▶ Request
Wherever the string "onion" occurs in a line of these records, report that line.

===== Input rows =====

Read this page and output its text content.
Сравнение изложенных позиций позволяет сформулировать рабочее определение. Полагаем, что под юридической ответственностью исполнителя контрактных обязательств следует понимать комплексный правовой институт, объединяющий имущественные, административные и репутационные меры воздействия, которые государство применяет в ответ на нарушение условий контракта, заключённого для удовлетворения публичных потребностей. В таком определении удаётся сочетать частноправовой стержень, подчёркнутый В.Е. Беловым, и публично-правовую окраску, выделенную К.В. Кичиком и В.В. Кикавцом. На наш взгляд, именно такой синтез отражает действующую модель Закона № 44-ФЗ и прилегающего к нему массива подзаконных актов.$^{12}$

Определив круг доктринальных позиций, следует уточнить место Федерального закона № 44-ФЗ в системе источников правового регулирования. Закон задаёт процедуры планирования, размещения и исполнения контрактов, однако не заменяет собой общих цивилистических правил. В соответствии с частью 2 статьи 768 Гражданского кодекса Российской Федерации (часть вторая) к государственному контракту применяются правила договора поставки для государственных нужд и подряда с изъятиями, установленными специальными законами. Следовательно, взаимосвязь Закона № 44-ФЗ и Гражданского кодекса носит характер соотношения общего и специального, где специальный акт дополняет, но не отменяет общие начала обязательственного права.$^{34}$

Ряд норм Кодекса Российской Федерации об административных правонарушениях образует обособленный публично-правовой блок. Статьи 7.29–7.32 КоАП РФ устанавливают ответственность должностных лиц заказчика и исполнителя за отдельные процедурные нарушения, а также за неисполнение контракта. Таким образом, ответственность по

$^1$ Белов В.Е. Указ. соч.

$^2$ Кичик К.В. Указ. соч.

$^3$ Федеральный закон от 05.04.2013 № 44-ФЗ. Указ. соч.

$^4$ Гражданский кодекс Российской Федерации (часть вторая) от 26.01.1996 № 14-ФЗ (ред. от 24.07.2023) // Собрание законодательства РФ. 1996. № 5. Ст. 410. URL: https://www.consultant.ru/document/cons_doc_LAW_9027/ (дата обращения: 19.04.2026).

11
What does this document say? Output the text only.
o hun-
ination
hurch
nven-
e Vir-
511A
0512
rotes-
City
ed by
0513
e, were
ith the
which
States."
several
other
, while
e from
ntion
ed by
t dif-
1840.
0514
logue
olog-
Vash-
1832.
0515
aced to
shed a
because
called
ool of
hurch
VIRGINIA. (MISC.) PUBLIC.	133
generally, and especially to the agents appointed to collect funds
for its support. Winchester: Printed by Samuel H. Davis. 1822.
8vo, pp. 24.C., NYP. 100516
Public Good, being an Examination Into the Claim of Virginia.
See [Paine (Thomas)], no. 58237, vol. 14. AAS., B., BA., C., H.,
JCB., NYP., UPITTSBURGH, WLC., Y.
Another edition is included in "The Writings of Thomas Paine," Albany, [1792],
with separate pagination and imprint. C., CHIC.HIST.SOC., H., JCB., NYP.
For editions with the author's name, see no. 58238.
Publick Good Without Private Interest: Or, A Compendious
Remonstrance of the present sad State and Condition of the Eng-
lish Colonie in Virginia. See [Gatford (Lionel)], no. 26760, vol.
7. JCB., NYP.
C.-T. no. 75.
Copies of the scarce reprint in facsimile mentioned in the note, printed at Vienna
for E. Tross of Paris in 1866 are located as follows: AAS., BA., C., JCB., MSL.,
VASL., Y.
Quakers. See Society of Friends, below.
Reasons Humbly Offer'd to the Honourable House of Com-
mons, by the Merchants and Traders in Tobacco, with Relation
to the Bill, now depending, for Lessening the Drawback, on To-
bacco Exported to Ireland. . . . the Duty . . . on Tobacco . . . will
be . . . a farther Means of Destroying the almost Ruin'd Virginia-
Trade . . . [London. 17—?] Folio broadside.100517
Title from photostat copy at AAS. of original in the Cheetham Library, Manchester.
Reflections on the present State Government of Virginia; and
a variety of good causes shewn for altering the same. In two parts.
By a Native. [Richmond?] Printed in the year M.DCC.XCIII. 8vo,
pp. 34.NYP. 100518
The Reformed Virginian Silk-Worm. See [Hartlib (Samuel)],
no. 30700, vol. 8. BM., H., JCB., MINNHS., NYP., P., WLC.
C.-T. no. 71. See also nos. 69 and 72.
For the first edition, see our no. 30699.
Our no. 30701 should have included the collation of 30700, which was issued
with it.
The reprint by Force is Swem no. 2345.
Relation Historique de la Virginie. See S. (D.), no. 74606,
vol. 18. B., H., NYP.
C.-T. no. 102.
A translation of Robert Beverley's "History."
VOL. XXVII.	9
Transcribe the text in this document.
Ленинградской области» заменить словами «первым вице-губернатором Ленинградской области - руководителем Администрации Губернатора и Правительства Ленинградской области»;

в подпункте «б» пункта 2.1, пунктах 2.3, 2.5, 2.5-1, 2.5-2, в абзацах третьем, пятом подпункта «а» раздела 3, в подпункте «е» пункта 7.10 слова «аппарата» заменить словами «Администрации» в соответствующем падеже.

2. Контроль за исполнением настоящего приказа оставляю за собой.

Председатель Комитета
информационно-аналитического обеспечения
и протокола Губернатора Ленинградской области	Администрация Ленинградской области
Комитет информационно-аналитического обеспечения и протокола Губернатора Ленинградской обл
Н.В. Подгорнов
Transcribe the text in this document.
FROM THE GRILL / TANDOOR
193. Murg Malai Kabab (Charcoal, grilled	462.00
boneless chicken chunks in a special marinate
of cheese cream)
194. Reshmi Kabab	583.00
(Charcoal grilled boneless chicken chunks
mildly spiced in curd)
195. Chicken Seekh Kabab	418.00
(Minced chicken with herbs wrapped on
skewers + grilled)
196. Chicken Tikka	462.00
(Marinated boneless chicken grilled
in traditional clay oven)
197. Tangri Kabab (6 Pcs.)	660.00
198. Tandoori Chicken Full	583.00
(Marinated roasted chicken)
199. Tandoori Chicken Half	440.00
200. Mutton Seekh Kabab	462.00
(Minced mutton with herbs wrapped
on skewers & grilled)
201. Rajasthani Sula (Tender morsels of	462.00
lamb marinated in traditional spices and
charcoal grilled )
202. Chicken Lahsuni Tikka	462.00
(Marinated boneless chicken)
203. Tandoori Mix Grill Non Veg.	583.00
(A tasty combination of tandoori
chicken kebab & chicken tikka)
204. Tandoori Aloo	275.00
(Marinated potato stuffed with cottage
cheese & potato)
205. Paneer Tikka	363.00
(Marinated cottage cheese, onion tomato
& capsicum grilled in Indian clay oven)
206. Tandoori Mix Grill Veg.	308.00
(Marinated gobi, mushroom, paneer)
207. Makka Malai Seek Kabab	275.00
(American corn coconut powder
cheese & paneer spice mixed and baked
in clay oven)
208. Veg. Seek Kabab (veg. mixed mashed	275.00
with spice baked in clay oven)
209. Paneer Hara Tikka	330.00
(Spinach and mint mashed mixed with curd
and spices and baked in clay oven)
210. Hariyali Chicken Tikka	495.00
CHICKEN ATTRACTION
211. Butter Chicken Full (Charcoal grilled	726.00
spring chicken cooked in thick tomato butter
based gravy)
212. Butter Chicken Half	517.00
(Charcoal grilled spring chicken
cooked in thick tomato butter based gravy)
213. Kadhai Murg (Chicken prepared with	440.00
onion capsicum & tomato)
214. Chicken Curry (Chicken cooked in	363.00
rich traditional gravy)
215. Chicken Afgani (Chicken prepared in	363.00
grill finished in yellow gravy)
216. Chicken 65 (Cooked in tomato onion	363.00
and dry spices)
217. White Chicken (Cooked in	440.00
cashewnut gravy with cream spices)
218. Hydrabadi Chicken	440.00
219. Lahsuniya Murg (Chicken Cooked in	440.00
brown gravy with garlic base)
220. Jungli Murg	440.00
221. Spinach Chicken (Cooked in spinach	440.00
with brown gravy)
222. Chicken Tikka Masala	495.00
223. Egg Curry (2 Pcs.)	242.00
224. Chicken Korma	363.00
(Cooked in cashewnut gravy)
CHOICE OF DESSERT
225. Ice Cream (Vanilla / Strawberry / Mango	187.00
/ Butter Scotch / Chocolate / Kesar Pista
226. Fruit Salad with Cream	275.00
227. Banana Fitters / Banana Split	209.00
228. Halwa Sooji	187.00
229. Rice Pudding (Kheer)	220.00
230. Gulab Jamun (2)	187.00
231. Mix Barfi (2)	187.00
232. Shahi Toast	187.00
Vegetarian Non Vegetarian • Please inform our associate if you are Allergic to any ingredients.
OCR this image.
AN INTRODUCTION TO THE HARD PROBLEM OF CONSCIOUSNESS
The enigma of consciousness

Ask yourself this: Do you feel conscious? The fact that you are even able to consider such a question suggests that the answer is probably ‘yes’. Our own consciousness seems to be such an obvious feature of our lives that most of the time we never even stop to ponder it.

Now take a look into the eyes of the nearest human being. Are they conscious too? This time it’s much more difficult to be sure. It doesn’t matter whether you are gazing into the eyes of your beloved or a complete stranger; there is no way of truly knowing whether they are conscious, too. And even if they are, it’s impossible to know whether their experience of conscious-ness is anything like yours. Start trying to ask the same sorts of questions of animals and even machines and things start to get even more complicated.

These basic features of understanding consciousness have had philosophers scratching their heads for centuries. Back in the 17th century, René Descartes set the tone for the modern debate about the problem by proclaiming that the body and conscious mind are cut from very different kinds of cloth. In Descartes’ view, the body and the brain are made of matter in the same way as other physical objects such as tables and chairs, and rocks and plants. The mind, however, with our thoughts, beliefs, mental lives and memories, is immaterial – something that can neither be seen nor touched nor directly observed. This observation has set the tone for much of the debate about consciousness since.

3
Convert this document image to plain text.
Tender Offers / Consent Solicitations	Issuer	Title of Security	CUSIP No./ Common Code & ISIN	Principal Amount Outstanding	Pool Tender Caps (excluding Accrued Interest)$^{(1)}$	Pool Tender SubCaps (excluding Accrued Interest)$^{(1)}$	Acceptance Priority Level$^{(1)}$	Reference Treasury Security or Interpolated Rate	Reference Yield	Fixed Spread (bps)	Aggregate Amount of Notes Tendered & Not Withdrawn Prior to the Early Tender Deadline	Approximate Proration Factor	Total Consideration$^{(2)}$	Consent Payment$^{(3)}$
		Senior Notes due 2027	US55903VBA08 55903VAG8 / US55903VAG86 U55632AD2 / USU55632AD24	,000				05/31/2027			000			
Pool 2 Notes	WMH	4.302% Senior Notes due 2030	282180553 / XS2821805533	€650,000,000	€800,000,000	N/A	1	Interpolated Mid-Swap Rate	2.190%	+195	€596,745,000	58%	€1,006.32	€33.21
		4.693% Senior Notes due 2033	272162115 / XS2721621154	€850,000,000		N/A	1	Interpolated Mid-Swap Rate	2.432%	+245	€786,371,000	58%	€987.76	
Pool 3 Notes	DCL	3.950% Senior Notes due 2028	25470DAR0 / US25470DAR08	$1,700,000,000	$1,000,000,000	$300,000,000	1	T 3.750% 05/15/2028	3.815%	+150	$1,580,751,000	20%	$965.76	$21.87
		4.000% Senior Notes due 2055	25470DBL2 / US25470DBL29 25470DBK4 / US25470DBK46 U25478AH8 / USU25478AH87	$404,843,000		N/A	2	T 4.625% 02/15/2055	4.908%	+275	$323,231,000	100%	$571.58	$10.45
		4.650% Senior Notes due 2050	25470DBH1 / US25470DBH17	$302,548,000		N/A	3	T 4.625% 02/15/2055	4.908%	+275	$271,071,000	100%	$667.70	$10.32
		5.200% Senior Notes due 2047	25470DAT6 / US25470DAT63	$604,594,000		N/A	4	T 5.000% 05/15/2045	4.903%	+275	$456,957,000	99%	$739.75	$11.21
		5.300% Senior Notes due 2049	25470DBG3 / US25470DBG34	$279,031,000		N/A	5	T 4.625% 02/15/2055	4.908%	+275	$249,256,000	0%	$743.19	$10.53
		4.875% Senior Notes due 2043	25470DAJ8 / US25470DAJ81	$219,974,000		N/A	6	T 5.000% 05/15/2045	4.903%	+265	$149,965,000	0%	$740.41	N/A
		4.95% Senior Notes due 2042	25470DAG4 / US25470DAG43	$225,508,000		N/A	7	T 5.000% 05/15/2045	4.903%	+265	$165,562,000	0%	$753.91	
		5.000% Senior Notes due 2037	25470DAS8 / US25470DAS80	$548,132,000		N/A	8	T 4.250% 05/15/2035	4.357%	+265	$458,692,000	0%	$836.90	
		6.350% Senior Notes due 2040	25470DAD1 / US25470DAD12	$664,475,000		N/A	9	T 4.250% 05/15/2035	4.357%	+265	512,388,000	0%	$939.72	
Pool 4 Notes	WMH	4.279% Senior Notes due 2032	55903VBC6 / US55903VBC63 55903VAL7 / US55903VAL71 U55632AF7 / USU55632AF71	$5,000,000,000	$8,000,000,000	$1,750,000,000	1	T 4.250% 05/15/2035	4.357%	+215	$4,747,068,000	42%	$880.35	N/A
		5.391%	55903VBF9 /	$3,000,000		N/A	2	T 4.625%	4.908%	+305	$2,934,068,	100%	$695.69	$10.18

=====

▶ Reply to the exercise
(Marinated cottage cheese, onion tomato
onion capsicum & tomato)
216. Chicken 65 (Cooked in tomato onion	363.00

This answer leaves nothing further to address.